Data entries:

☆ ☆ ☆ ☆ ☆

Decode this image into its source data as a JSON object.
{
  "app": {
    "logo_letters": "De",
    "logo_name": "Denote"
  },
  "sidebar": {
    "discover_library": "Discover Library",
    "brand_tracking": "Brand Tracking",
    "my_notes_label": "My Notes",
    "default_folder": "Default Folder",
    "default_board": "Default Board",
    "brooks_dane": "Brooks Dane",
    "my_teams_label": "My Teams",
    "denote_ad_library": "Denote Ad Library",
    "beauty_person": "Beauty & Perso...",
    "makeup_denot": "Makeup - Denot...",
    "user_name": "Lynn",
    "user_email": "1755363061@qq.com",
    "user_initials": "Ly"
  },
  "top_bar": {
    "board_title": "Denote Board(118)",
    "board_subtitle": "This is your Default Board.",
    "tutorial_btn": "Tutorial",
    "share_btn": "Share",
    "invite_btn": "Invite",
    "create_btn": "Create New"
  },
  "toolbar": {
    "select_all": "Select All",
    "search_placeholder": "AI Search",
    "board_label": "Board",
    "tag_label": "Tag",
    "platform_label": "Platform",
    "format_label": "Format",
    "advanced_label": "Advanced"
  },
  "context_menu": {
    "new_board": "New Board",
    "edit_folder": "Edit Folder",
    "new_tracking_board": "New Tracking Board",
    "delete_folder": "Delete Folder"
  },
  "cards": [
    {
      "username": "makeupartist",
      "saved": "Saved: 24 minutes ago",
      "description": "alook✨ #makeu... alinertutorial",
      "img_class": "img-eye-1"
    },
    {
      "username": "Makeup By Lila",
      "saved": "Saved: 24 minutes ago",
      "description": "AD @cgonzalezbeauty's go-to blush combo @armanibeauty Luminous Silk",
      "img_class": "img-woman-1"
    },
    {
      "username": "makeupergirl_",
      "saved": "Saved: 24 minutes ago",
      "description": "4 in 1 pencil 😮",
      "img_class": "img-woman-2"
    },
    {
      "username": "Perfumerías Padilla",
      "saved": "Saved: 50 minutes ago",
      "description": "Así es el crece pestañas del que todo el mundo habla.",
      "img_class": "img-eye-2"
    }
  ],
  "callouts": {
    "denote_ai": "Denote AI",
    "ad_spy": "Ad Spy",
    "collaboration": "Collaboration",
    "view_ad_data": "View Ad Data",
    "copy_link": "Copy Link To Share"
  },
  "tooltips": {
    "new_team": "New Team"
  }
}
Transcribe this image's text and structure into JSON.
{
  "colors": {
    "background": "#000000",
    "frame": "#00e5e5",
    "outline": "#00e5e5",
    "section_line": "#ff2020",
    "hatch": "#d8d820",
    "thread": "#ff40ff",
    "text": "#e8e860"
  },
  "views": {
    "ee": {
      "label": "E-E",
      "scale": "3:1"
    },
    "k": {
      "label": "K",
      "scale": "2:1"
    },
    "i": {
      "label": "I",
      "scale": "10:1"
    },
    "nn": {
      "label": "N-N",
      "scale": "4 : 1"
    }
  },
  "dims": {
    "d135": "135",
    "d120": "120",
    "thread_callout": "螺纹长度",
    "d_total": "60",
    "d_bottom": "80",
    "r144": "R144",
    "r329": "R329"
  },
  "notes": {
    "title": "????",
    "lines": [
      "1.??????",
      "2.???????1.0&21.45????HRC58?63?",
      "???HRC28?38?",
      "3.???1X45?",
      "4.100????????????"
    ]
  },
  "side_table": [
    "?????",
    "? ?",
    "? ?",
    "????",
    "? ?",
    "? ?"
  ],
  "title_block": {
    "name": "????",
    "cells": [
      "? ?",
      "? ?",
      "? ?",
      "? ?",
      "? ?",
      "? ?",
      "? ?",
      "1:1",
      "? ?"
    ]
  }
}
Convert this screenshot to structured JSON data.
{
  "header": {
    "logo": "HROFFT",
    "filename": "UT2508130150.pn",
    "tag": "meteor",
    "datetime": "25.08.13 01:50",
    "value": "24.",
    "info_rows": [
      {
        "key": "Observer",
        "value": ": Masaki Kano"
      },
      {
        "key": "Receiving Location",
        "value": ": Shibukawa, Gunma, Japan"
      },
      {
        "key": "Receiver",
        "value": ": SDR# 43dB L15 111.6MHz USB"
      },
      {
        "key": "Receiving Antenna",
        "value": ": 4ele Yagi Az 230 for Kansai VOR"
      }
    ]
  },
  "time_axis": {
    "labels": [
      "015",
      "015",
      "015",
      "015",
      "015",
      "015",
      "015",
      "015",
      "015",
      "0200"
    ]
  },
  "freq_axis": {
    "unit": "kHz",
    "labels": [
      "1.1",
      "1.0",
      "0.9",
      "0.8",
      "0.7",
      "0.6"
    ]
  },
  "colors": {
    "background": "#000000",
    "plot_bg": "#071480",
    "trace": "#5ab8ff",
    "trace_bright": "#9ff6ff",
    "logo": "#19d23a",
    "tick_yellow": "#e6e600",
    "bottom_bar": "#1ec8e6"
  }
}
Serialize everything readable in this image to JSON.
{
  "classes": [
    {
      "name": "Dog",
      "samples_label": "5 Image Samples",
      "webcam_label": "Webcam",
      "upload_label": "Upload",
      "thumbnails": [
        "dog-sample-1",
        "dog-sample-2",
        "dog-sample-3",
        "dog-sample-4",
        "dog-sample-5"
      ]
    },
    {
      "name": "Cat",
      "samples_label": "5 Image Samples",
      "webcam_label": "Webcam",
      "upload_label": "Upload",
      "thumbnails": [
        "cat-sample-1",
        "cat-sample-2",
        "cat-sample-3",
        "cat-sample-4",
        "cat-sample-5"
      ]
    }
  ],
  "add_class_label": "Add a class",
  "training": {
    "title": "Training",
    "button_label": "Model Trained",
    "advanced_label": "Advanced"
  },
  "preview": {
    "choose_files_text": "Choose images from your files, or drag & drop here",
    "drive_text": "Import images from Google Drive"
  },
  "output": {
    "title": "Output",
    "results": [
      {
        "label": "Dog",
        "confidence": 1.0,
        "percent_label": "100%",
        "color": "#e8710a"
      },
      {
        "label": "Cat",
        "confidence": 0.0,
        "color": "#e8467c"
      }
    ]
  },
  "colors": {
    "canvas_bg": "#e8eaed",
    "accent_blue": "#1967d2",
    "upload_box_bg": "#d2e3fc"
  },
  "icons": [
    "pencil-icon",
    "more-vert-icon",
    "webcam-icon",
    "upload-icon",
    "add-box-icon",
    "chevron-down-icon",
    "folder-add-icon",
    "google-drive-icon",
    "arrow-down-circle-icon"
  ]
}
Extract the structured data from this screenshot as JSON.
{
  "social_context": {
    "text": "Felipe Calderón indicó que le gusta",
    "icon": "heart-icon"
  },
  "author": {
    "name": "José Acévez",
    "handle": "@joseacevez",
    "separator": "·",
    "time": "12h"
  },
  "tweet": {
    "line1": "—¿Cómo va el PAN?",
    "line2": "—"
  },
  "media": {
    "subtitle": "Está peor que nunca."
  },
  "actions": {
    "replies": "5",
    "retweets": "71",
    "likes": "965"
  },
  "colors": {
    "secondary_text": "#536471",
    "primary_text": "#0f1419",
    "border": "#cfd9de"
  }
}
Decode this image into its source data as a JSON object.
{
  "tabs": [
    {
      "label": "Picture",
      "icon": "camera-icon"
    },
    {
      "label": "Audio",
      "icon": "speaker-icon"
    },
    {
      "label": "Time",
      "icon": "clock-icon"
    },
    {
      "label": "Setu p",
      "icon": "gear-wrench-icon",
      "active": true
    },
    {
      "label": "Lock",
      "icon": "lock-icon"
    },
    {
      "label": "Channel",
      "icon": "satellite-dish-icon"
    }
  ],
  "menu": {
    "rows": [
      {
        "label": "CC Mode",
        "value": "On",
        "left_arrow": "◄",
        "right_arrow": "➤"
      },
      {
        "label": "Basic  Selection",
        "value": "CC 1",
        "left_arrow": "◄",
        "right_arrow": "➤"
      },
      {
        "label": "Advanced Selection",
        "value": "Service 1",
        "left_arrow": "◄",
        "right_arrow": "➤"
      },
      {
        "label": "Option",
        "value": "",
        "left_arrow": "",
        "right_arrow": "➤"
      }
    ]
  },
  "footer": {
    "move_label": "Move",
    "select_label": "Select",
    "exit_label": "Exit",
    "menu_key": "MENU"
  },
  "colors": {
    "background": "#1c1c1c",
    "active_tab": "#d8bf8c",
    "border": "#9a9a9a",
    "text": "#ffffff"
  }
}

☆ ☆ ☆ ☆ ☆

Instructions for the task: Copy out each line that contains the word "username".

Result for this exercise:
      "username": "makeupartist",
      "username": "Makeup By Lila",
      "username": "makeupergirl_",
      "username": "Perfumerías Padilla",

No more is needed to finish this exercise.